Exercise directions :: Every record should be repeated exactly, except that pictures are left out.

[Collected data entries]
>> begin

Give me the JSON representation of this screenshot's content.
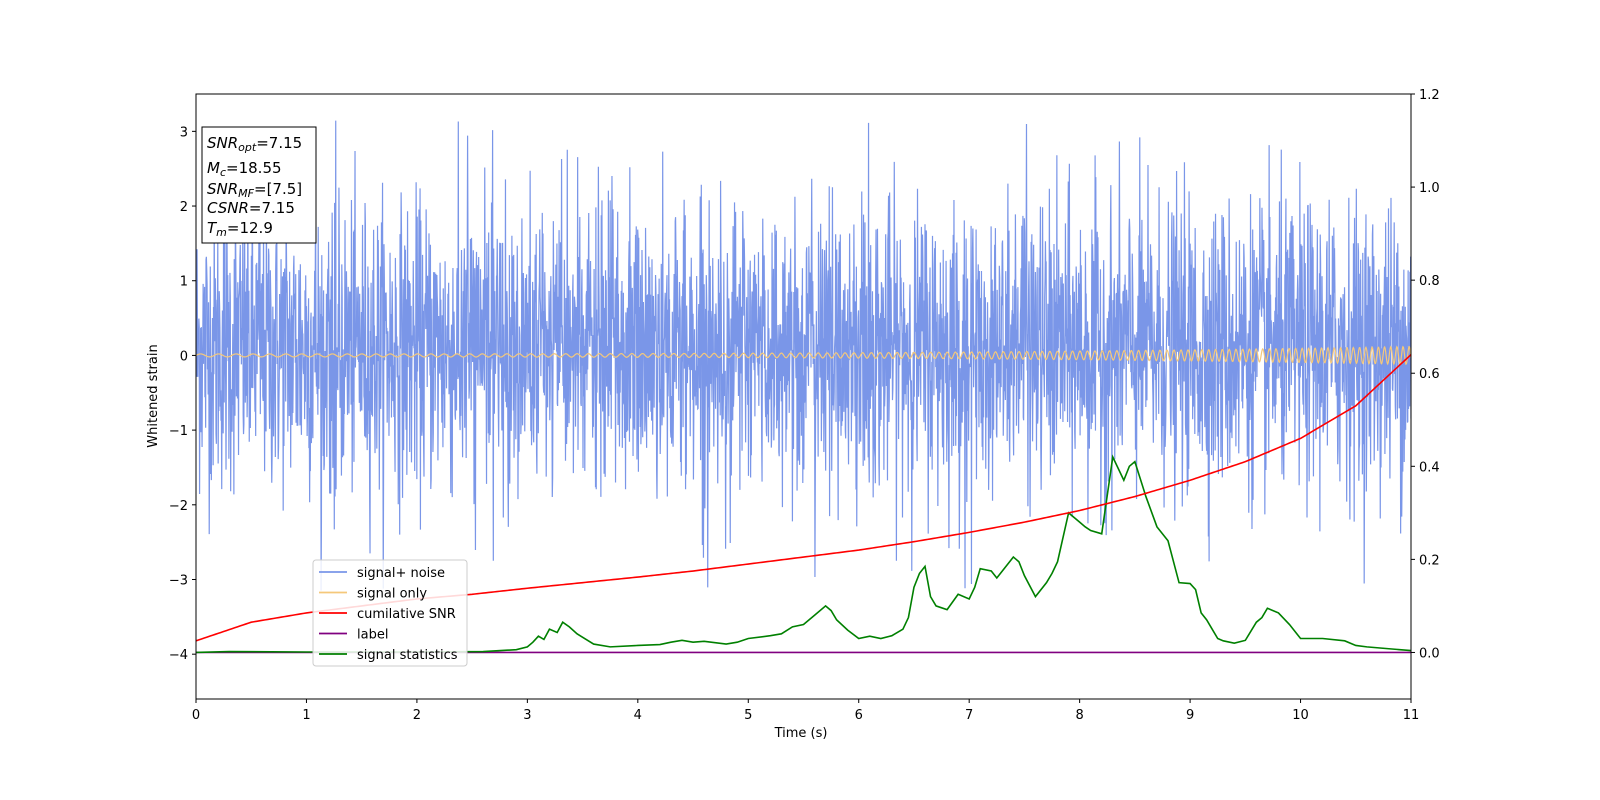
{
  "chart_data": {
    "type": "line",
    "xlabel": "Time (s)",
    "ylabel": "Whitened strain",
    "xlim": [
      0,
      11
    ],
    "ylim_left": [
      -4.6,
      3.5
    ],
    "ylim_right": [
      -0.1,
      1.2
    ],
    "x_ticks": [
      "0",
      "1",
      "2",
      "3",
      "4",
      "5",
      "6",
      "7",
      "8",
      "9",
      "10",
      "11"
    ],
    "y_ticks_left": [
      "−4",
      "−3",
      "−2",
      "−1",
      "0",
      "1",
      "2",
      "3"
    ],
    "y_ticks_right": [
      "0.0",
      "0.2",
      "0.4",
      "0.6",
      "0.8",
      "1.0",
      "1.2"
    ],
    "legend_position": "lower-left",
    "grid": false,
    "colors": {
      "signal_noise": "#7a96e8",
      "signal_only": "#f5c87a",
      "cumulative_snr": "#ff0000",
      "label": "#800080",
      "signal_statistics": "#008000"
    },
    "series": [
      {
        "name": "signal+ noise",
        "axis": "left",
        "description_range": [
          -3.2,
          3.15
        ]
      },
      {
        "name": "signal only",
        "axis": "left",
        "amplitude_start": 0.02,
        "amplitude_end": 0.12
      },
      {
        "name": "cumilative SNR",
        "axis": "right",
        "x": [
          0,
          0.5,
          1,
          1.5,
          2,
          2.5,
          3,
          3.5,
          4,
          4.5,
          5,
          5.5,
          6,
          6.5,
          7,
          7.5,
          8,
          8.5,
          9,
          9.5,
          10,
          10.5,
          11
        ],
        "values": [
          0.025,
          0.065,
          0.085,
          0.1,
          0.115,
          0.125,
          0.138,
          0.15,
          0.162,
          0.175,
          0.19,
          0.205,
          0.22,
          0.238,
          0.258,
          0.28,
          0.305,
          0.335,
          0.37,
          0.41,
          0.46,
          0.53,
          0.64
        ]
      },
      {
        "name": "label",
        "axis": "right",
        "x": [
          0,
          11
        ],
        "values": [
          0.0,
          0.0
        ]
      },
      {
        "name": "signal statistics",
        "axis": "right",
        "x": [
          0,
          0.3,
          1,
          2,
          2.6,
          2.9,
          3.0,
          3.05,
          3.1,
          3.15,
          3.2,
          3.27,
          3.32,
          3.38,
          3.45,
          3.6,
          3.75,
          4.0,
          4.2,
          4.3,
          4.4,
          4.5,
          4.6,
          4.8,
          4.9,
          5.0,
          5.2,
          5.3,
          5.4,
          5.5,
          5.6,
          5.7,
          5.75,
          5.8,
          5.9,
          6.0,
          6.1,
          6.2,
          6.3,
          6.4,
          6.45,
          6.5,
          6.55,
          6.6,
          6.65,
          6.7,
          6.8,
          6.9,
          7.0,
          7.05,
          7.1,
          7.2,
          7.25,
          7.3,
          7.4,
          7.45,
          7.5,
          7.6,
          7.7,
          7.75,
          7.8,
          7.9,
          8.0,
          8.05,
          8.1,
          8.2,
          8.3,
          8.4,
          8.45,
          8.5,
          8.6,
          8.7,
          8.8,
          8.9,
          9.0,
          9.05,
          9.1,
          9.15,
          9.2,
          9.25,
          9.3,
          9.4,
          9.5,
          9.6,
          9.65,
          9.7,
          9.8,
          9.9,
          10.0,
          10.2,
          10.4,
          10.5,
          10.6,
          10.8,
          10.9,
          11.0
        ],
        "values": [
          0.0,
          0.002,
          0.001,
          0.001,
          0.002,
          0.006,
          0.012,
          0.022,
          0.035,
          0.028,
          0.05,
          0.043,
          0.065,
          0.055,
          0.04,
          0.018,
          0.012,
          0.015,
          0.017,
          0.022,
          0.026,
          0.022,
          0.024,
          0.018,
          0.022,
          0.03,
          0.036,
          0.04,
          0.055,
          0.06,
          0.08,
          0.1,
          0.09,
          0.07,
          0.048,
          0.03,
          0.035,
          0.03,
          0.036,
          0.05,
          0.075,
          0.14,
          0.17,
          0.185,
          0.12,
          0.1,
          0.092,
          0.125,
          0.115,
          0.14,
          0.18,
          0.175,
          0.16,
          0.175,
          0.205,
          0.195,
          0.165,
          0.12,
          0.15,
          0.17,
          0.195,
          0.3,
          0.28,
          0.27,
          0.262,
          0.255,
          0.42,
          0.37,
          0.4,
          0.41,
          0.335,
          0.27,
          0.24,
          0.15,
          0.148,
          0.135,
          0.085,
          0.07,
          0.05,
          0.03,
          0.025,
          0.02,
          0.026,
          0.065,
          0.075,
          0.095,
          0.085,
          0.06,
          0.03,
          0.03,
          0.025,
          0.015,
          0.012,
          0.008,
          0.006,
          0.004
        ]
      }
    ],
    "annotation_box": {
      "lines": [
        {
          "sym": "SNR",
          "sub": "opt",
          "val": "=7.15"
        },
        {
          "sym": "M",
          "sub": "c",
          "val": "=18.55"
        },
        {
          "sym": "SNR",
          "sub": "MF",
          "val": "=[7.5]"
        },
        {
          "sym": "CSNR",
          "sub": "",
          "val": "=7.15"
        },
        {
          "sym": "T",
          "sub": "m",
          "val": "=12.9"
        }
      ]
    }
  }
}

>> end

Exercise output ::
Give me the JSON representation of this screenshot's content.
{
  "chart_data": {
    "type": "line",
    "xlabel": "Time (s)",
    "ylabel": "Whitened strain",
    "xlim": [
      0,
      11
    ],
    "ylim_left": [
      -4.6,
      3.5
    ],
    "ylim_right": [
      -0.1,
      1.2
    ],
    "x_ticks": [
      "0",
      "1",
      "2",
      "3",
      "4",
      "5",
      "6",
      "7",
      "8",
      "9",
      "10",
      "11"
    ],
    "y_ticks_left": [
      "−4",
      "−3",
      "−2",
      "−1",
      "0",
      "1",
      "2",
      "3"
    ],
    "y_ticks_right": [
      "0.0",
      "0.2",
      "0.4",
      "0.6",
      "0.8",
      "1.0",
      "1.2"
    ],
    "legend_position": "lower-left",
    "grid": false,
    "colors": {
      "signal_noise": "#7a96e8",
      "signal_only": "#f5c87a",
      "cumulative_snr": "#ff0000",
      "label": "#800080",
      "signal_statistics": "#008000"
    },
    "series": [
      {
        "name": "signal+ noise",
        "axis": "left",
        "description_range": [
          -3.2,
          3.15
        ]
      },
      {
        "name": "signal only",
        "axis": "left",
        "amplitude_start": 0.02,
        "amplitude_end": 0.12
      },
      {
        "name": "cumilative SNR",
        "axis": "right",
        "x": [
          0,
          0.5,
          1,
          1.5,
          2,
          2.5,
          3,
          3.5,
          4,
          4.5,
          5,
          5.5,
          6,
          6.5,
          7,
          7.5,
          8,
          8.5,
          9,
          9.5,
          10,
          10.5,
          11
        ],
        "values": [
          0.025,
          0.065,
          0.085,
          0.1,
          0.115,
          0.125,
          0.138,
          0.15,
          0.162,
          0.175,
          0.19,
          0.205,
          0.22,
          0.238,
          0.258,
          0.28,
          0.305,
          0.335,
          0.37,
          0.41,
          0.46,
          0.53,
          0.64
        ]
      },
      {
        "name": "label",
        "axis": "right",
        "x": [
          0,
          11
        ],
        "values": [
          0.0,
          0.0
        ]
      },
      {
        "name": "signal statistics",
        "axis": "right",
        "x": [
          0,
          0.3,
          1,
          2,
          2.6,
          2.9,
          3.0,
          3.05,
          3.1,
          3.15,
          3.2,
          3.27,
          3.32,
          3.38,
          3.45,
          3.6,
          3.75,
          4.0,
          4.2,
          4.3,
          4.4,
          4.5,
          4.6,
          4.8,
          4.9,
          5.0,
          5.2,
          5.3,
          5.4,
          5.5,
          5.6,
          5.7,
          5.75,
          5.8,
          5.9,
          6.0,
          6.1,
          6.2,
          6.3,
          6.4,
          6.45,
          6.5,
          6.55,
          6.6,
          6.65,
          6.7,
          6.8,
          6.9,
          7.0,
          7.05,
          7.1,
          7.2,
          7.25,
          7.3,
          7.4,
          7.45,
          7.5,
          7.6,
          7.7,
          7.75,
          7.8,
          7.9,
          8.0,
          8.05,
          8.1,
          8.2,
          8.3,
          8.4,
          8.45,
          8.5,
          8.6,
          8.7,
          8.8,
          8.9,
          9.0,
          9.05,
          9.1,
          9.15,
          9.2,
          9.25,
          9.3,
          9.4,
          9.5,
          9.6,
          9.65,
          9.7,
          9.8,
          9.9,
          10.0,
          10.2,
          10.4,
          10.5,
          10.6,
          10.8,
          10.9,
          11.0
        ],
        "values": [
          0.0,
          0.002,
          0.001,
          0.001,
          0.002,
          0.006,
          0.012,
          0.022,
          0.035,
          0.028,
          0.05,
          0.043,
          0.065,
          0.055,
          0.04,
          0.018,
          0.012,
          0.015,
          0.017,
          0.022,
          0.026,
          0.022,
          0.024,
          0.018,
          0.022,
          0.03,
          0.036,
          0.04,
          0.055,
          0.06,
          0.08,
          0.1,
          0.09,
          0.07,
          0.048,
          0.03,
          0.035,
          0.03,
          0.036,
          0.05,
          0.075,
          0.14,
          0.17,
          0.185,
          0.12,
          0.1,
          0.092,
          0.125,
          0.115,
          0.14,
          0.18,
          0.175,
          0.16,
          0.175,
          0.205,
          0.195,
          0.165,
          0.12,
          0.15,
          0.17,
          0.195,
          0.3,
          0.28,
          0.27,
          0.262,
          0.255,
          0.42,
          0.37,
          0.4,
          0.41,
          0.335,
          0.27,
          0.24,
          0.15,
          0.148,
          0.135,
          0.085,
          0.07,
          0.05,
          0.03,
          0.025,
          0.02,
          0.026,
          0.065,
          0.075,
          0.095,
          0.085,
          0.06,
          0.03,
          0.03,
          0.025,
          0.015,
          0.012,
          0.008,
          0.006,
          0.004
        ]
      }
    ],
    "annotation_box": {
      "lines": [
        {
          "sym": "SNR",
          "sub": "opt",
          "val": "=7.15"
        },
        {
          "sym": "M",
          "sub": "c",
          "val": "=18.55"
        },
        {
          "sym": "SNR",
          "sub": "MF",
          "val": "=[7.5]"
        },
        {
          "sym": "CSNR",
          "sub": "",
          "val": "=7.15"
        },
        {
          "sym": "T",
          "sub": "m",
          "val": "=12.9"
        }
      ]
    }
  }
}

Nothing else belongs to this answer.